WHAT TO PRODUCE.
Rewrite each of the items below as a numbered list, leaving out any blank lines.

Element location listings
========================
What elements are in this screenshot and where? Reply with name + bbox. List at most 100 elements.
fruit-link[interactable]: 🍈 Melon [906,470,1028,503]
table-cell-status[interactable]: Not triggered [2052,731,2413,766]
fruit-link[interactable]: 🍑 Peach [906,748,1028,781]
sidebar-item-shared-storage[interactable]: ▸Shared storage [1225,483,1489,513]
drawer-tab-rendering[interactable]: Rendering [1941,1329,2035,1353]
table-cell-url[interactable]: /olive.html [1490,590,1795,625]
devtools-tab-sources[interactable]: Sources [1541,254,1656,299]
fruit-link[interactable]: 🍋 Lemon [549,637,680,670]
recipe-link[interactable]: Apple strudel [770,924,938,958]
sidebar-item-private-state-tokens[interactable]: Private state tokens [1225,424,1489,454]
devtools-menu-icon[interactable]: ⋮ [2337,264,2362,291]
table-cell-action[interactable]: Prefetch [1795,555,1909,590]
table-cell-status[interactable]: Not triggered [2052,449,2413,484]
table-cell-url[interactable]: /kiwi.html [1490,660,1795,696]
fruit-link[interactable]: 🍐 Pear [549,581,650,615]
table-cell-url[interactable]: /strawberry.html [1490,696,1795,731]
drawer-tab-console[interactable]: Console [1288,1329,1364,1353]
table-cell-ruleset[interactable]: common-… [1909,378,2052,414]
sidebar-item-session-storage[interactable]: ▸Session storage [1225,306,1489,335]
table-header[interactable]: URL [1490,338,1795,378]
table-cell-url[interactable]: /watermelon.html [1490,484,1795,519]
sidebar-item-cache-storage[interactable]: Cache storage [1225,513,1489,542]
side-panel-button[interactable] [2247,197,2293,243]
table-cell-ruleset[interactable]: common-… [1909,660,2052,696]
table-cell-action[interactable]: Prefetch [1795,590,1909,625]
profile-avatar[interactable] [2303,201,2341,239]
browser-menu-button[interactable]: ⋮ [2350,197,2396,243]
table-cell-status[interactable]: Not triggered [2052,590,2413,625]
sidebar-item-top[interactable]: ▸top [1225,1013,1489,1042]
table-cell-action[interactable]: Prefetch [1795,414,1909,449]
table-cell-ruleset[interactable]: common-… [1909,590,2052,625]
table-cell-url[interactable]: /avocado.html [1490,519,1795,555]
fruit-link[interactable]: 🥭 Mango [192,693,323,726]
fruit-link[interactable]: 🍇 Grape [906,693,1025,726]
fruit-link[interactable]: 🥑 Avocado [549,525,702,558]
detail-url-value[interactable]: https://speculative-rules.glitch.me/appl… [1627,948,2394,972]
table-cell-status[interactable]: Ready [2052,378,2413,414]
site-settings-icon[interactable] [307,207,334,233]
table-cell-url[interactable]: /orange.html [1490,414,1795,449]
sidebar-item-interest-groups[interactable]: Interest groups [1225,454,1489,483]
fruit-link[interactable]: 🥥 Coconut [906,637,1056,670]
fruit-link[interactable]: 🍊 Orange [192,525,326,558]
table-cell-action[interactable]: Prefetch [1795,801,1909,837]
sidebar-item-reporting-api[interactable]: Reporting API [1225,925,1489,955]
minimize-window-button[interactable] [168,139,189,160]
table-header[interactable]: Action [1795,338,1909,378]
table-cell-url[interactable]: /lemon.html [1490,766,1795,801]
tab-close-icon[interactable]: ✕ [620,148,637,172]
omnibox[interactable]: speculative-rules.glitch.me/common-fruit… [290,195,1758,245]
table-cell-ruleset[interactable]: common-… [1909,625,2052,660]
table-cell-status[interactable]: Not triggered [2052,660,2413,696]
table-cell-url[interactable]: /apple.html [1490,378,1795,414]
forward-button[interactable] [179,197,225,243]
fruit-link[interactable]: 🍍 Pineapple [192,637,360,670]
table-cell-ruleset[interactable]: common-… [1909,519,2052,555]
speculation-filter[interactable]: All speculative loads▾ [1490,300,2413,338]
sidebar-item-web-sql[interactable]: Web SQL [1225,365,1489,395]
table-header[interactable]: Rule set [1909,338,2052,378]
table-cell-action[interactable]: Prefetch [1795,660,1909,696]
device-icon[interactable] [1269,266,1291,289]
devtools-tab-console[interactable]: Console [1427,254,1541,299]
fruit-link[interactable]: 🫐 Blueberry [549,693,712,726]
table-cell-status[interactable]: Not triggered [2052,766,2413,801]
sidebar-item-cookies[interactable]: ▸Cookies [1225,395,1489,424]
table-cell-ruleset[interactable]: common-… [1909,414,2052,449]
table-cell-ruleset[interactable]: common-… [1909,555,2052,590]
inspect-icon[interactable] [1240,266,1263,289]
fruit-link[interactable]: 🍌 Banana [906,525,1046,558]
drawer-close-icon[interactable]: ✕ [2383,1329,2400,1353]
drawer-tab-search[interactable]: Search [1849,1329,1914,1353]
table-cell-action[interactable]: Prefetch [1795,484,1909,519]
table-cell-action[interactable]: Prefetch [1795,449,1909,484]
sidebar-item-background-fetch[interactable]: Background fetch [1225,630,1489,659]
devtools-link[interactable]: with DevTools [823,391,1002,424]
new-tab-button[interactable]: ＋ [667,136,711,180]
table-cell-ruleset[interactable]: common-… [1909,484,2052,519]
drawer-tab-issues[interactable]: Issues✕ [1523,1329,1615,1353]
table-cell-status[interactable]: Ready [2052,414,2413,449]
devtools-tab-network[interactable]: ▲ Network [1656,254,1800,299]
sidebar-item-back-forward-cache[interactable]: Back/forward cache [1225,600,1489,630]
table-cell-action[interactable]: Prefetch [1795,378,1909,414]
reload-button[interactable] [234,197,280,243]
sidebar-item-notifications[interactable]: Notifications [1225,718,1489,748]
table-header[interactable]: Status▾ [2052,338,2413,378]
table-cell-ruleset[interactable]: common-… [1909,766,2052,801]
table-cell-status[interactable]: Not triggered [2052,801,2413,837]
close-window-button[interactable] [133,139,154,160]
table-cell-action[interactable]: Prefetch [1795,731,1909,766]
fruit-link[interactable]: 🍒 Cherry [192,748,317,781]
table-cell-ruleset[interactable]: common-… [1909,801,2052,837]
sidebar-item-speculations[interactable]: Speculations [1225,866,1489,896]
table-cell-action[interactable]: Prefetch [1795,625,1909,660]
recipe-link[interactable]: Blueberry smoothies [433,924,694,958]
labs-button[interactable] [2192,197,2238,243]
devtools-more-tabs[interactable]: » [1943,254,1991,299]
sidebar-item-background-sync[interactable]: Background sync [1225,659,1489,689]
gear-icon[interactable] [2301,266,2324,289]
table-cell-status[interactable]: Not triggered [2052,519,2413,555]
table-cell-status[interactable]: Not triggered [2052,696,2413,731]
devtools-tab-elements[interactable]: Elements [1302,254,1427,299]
========================
RESULT OF THIS TASK.
1. What elements are in this screenshot and where? Reply with name + bbox. List at most 100 elements.
2. fruit-link[interactable]: 🍈 Melon [906,470,1028,503]
3. table-cell-status[interactable]: Not triggered [2052,731,2413,766]
4. fruit-link[interactable]: 🍑 Peach [906,748,1028,781]
5. sidebar-item-shared-storage[interactable]: ▸Shared storage [1225,483,1489,513]
6. drawer-tab-rendering[interactable]: Rendering [1941,1329,2035,1353]
7. table-cell-url[interactable]: /olive.html [1490,590,1795,625]
8. devtools-tab-sources[interactable]: Sources [1541,254,1656,299]
9. fruit-link[interactable]: 🍋 Lemon [549,637,680,670]
10. recipe-link[interactable]: Apple strudel [770,924,938,958]
11. sidebar-item-private-state-tokens[interactable]: Private state tokens [1225,424,1489,454]
12. devtools-menu-icon[interactable]: ⋮ [2337,264,2362,291]
13. table-cell-action[interactable]: Prefetch [1795,555,1909,590]
14. table-cell-status[interactable]: Not triggered [2052,449,2413,484]
15. table-cell-url[interactable]: /kiwi.html [1490,660,1795,696]
16. fruit-link[interactable]: 🍐 Pear [549,581,650,615]
17. table-cell-url[interactable]: /strawberry.html [1490,696,1795,731]
18. drawer-tab-console[interactable]: Console [1288,1329,1364,1353]
19. table-cell-ruleset[interactable]: common-… [1909,378,2052,414]
20. sidebar-item-session-storage[interactable]: ▸Session storage [1225,306,1489,335]
21. table-header[interactable]: URL [1490,338,1795,378]
22. table-cell-url[interactable]: /watermelon.html [1490,484,1795,519]
23. sidebar-item-cache-storage[interactable]: Cache storage [1225,513,1489,542]
24. side-panel-button[interactable] [2247,197,2293,243]
25. table-cell-ruleset[interactable]: common-… [1909,660,2052,696]
26. table-cell-action[interactable]: Prefetch [1795,590,1909,625]
27. profile-avatar[interactable] [2303,201,2341,239]
28. browser-menu-button[interactable]: ⋮ [2350,197,2396,243]
29. table-cell-status[interactable]: Not triggered [2052,590,2413,625]
30. sidebar-item-top[interactable]: ▸top [1225,1013,1489,1042]
31. table-cell-action[interactable]: Prefetch [1795,414,1909,449]
32. table-cell-ruleset[interactable]: common-… [1909,590,2052,625]
33. table-cell-url[interactable]: /avocado.html [1490,519,1795,555]
34. fruit-link[interactable]: 🥭 Mango [192,693,323,726]
35. fruit-link[interactable]: 🍇 Grape [906,693,1025,726]
36. fruit-link[interactable]: 🥑 Avocado [549,525,702,558]
37. detail-url-value[interactable]: https://speculative-rules.glitch.me/appl… [1627,948,2394,972]
38. table-cell-status[interactable]: Ready [2052,378,2413,414]
39. site-settings-icon[interactable] [307,207,334,233]
40. table-cell-url[interactable]: /orange.html [1490,414,1795,449]
41. sidebar-item-interest-groups[interactable]: Interest groups [1225,454,1489,483]
42. fruit-link[interactable]: 🥥 Coconut [906,637,1056,670]
43. fruit-link[interactable]: 🍊 Orange [192,525,326,558]
44. table-cell-action[interactable]: Prefetch [1795,801,1909,837]
45. sidebar-item-reporting-api[interactable]: Reporting API [1225,925,1489,955]
46. minimize-window-button[interactable] [168,139,189,160]
47. table-header[interactable]: Action [1795,338,1909,378]
48. table-cell-url[interactable]: /lemon.html [1490,766,1795,801]
49. tab-close-icon[interactable]: ✕ [620,148,637,172]
50. omnibox[interactable]: speculative-rules.glitch.me/common-fruit… [290,195,1758,245]
51. table-cell-ruleset[interactable]: common-… [1909,625,2052,660]
52. table-cell-status[interactable]: Not triggered [2052,660,2413,696]
53. table-cell-url[interactable]: /apple.html [1490,378,1795,414]
54. forward-button[interactable] [179,197,225,243]
55. fruit-link[interactable]: 🍍 Pineapple [192,637,360,670]
56. table-cell-ruleset[interactable]: common-… [1909,519,2052,555]
57. speculation-filter[interactable]: All speculative loads▾ [1490,300,2413,338]
58. sidebar-item-web-sql[interactable]: Web SQL [1225,365,1489,395]
59. table-header[interactable]: Rule set [1909,338,2052,378]
60. table-cell-action[interactable]: Prefetch [1795,660,1909,696]
61. device-icon[interactable] [1269,266,1291,289]
62. devtools-tab-console[interactable]: Console [1427,254,1541,299]
63. fruit-link[interactable]: 🫐 Blueberry [549,693,712,726]
64. table-cell-status[interactable]: Not triggered [2052,766,2413,801]
65. sidebar-item-cookies[interactable]: ▸Cookies [1225,395,1489,424]
66. table-cell-ruleset[interactable]: common-… [1909,414,2052,449]
67. table-cell-ruleset[interactable]: common-… [1909,555,2052,590]
68. inspect-icon[interactable] [1240,266,1263,289]
69. fruit-link[interactable]: 🍌 Banana [906,525,1046,558]
70. drawer-close-icon[interactable]: ✕ [2383,1329,2400,1353]
71. drawer-tab-search[interactable]: Search [1849,1329,1914,1353]
72. table-cell-action[interactable]: Prefetch [1795,484,1909,519]
73. table-cell-action[interactable]: Prefetch [1795,449,1909,484]
74. sidebar-item-background-fetch[interactable]: Background fetch [1225,630,1489,659]
75. devtools-link[interactable]: with DevTools [823,391,1002,424]
76. new-tab-button[interactable]: ＋ [667,136,711,180]
77. table-cell-ruleset[interactable]: common-… [1909,484,2052,519]
78. drawer-tab-issues[interactable]: Issues✕ [1523,1329,1615,1353]
79. table-cell-status[interactable]: Ready [2052,414,2413,449]
80. devtools-tab-network[interactable]: ▲ Network [1656,254,1800,299]
81. sidebar-item-back-forward-cache[interactable]: Back/forward cache [1225,600,1489,630]
82. table-cell-action[interactable]: Prefetch [1795,378,1909,414]
83. reload-button[interactable] [234,197,280,243]
84. sidebar-item-notifications[interactable]: Notifications [1225,718,1489,748]
85. table-header[interactable]: Status▾ [2052,338,2413,378]
86. table-cell-ruleset[interactable]: common-… [1909,766,2052,801]
87. table-cell-status[interactable]: Not triggered [2052,801,2413,837]
88. close-window-button[interactable] [133,139,154,160]
89. table-cell-action[interactable]: Prefetch [1795,731,1909,766]
90. fruit-link[interactable]: 🍒 Cherry [192,748,317,781]
91. table-cell-ruleset[interactable]: common-… [1909,801,2052,837]
92. sidebar-item-speculations[interactable]: Speculations [1225,866,1489,896]
93. table-cell-action[interactable]: Prefetch [1795,625,1909,660]
94. recipe-link[interactable]: Blueberry smoothies [433,924,694,958]
95. labs-button[interactable] [2192,197,2238,243]
96. devtools-more-tabs[interactable]: » [1943,254,1991,299]
97. sidebar-item-background-sync[interactable]: Background sync [1225,659,1489,689]
98. gear-icon[interactable] [2301,266,2324,289]
99. table-cell-status[interactable]: Not triggered [2052,519,2413,555]
100. table-cell-status[interactable]: Not triggered [2052,696,2413,731]
101. devtools-tab-elements[interactable]: Elements [1302,254,1427,299]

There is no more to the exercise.